[Start of Provided entries]

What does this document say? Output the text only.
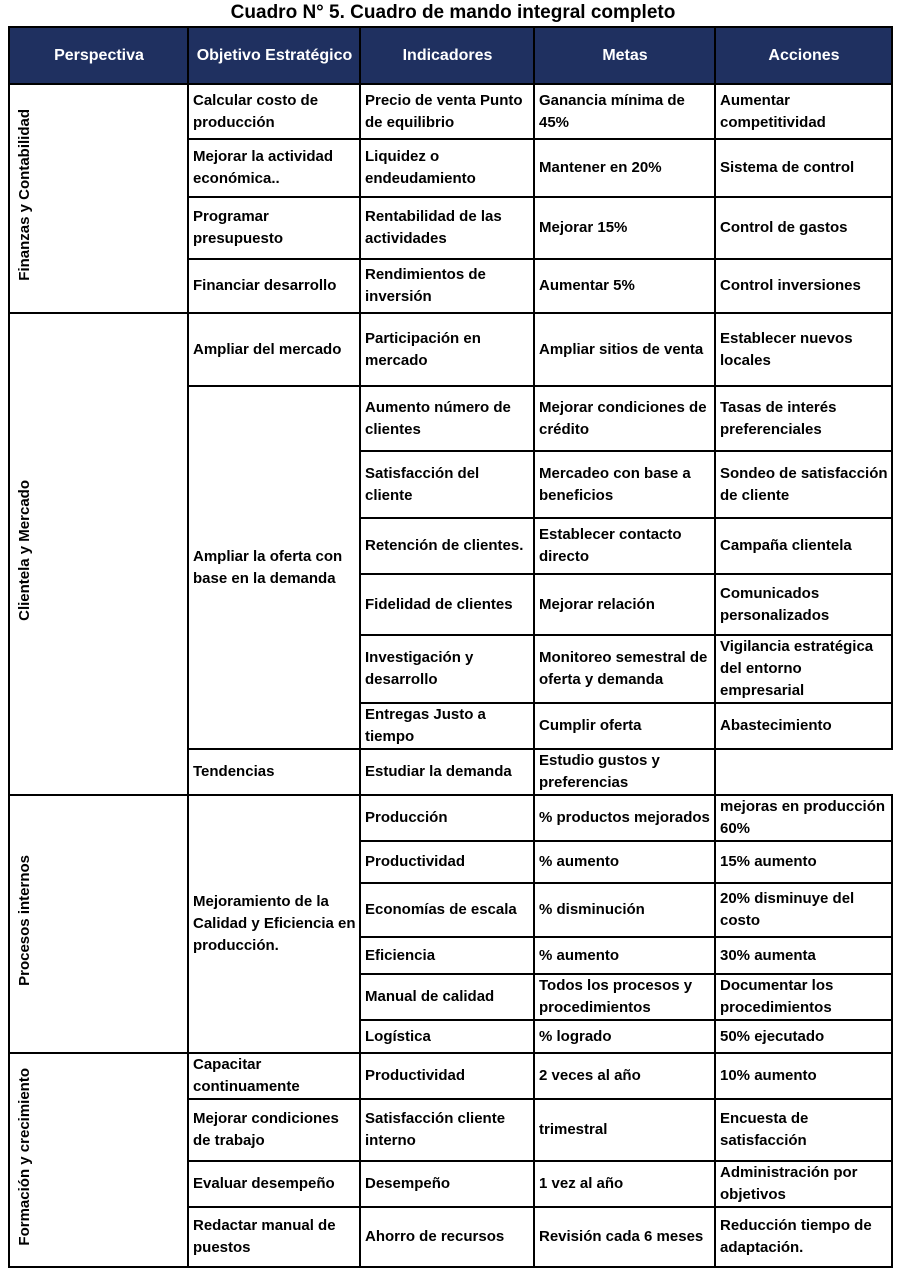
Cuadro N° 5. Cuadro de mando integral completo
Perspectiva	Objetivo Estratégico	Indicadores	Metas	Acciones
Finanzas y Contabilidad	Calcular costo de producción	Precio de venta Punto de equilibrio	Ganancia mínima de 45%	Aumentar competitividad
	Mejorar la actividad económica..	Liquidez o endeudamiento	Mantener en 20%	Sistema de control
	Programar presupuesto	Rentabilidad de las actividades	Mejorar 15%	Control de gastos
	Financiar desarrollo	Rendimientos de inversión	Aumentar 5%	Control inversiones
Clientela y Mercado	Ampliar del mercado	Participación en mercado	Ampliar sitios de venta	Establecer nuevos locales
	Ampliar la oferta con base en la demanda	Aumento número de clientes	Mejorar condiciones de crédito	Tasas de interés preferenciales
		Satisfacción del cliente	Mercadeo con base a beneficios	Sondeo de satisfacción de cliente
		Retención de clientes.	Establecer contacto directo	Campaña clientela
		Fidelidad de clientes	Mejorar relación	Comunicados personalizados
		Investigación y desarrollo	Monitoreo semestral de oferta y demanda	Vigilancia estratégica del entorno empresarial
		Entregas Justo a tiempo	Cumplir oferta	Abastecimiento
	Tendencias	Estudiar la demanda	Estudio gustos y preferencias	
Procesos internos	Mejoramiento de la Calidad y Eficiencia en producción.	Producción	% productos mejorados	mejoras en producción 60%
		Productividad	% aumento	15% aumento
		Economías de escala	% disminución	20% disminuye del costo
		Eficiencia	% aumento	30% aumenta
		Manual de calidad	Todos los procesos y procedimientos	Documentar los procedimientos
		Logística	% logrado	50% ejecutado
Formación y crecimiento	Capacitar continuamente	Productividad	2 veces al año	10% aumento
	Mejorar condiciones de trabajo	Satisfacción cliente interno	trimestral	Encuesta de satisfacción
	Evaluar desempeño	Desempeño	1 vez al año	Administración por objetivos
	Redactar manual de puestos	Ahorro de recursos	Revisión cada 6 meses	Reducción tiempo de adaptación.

[End of Provided entries]

Go back to the records above and write them out exactly, without the pictures.

- Solution to this problem:
What does this document say? Output the text only.
Cuadro N° 5. Cuadro de mando integral completo
Perspectiva	Objetivo Estratégico	Indicadores	Metas	Acciones
Finanzas y Contabilidad	Calcular costo de producción	Precio de venta Punto de equilibrio	Ganancia mínima de 45%	Aumentar competitividad
	Mejorar la actividad económica..	Liquidez o endeudamiento	Mantener en 20%	Sistema de control
	Programar presupuesto	Rentabilidad de las actividades	Mejorar 15%	Control de gastos
	Financiar desarrollo	Rendimientos de inversión	Aumentar 5%	Control inversiones
Clientela y Mercado	Ampliar del mercado	Participación en mercado	Ampliar sitios de venta	Establecer nuevos locales
	Ampliar la oferta con base en la demanda	Aumento número de clientes	Mejorar condiciones de crédito	Tasas de interés preferenciales
		Satisfacción del cliente	Mercadeo con base a beneficios	Sondeo de satisfacción de cliente
		Retención de clientes.	Establecer contacto directo	Campaña clientela
		Fidelidad de clientes	Mejorar relación	Comunicados personalizados
		Investigación y desarrollo	Monitoreo semestral de oferta y demanda	Vigilancia estratégica del entorno empresarial
		Entregas Justo a tiempo	Cumplir oferta	Abastecimiento
	Tendencias	Estudiar la demanda	Estudio gustos y preferencias	
Procesos internos	Mejoramiento de la Calidad y Eficiencia en producción.	Producción	% productos mejorados	mejoras en producción 60%
		Productividad	% aumento	15% aumento
		Economías de escala	% disminución	20% disminuye del costo
		Eficiencia	% aumento	30% aumenta
		Manual de calidad	Todos los procesos y procedimientos	Documentar los procedimientos
		Logística	% logrado	50% ejecutado
Formación y crecimiento	Capacitar continuamente	Productividad	2 veces al año	10% aumento
	Mejorar condiciones de trabajo	Satisfacción cliente interno	trimestral	Encuesta de satisfacción
	Evaluar desempeño	Desempeño	1 vez al año	Administración por objetivos
	Redactar manual de puestos	Ahorro de recursos	Revisión cada 6 meses	Reducción tiempo de adaptación.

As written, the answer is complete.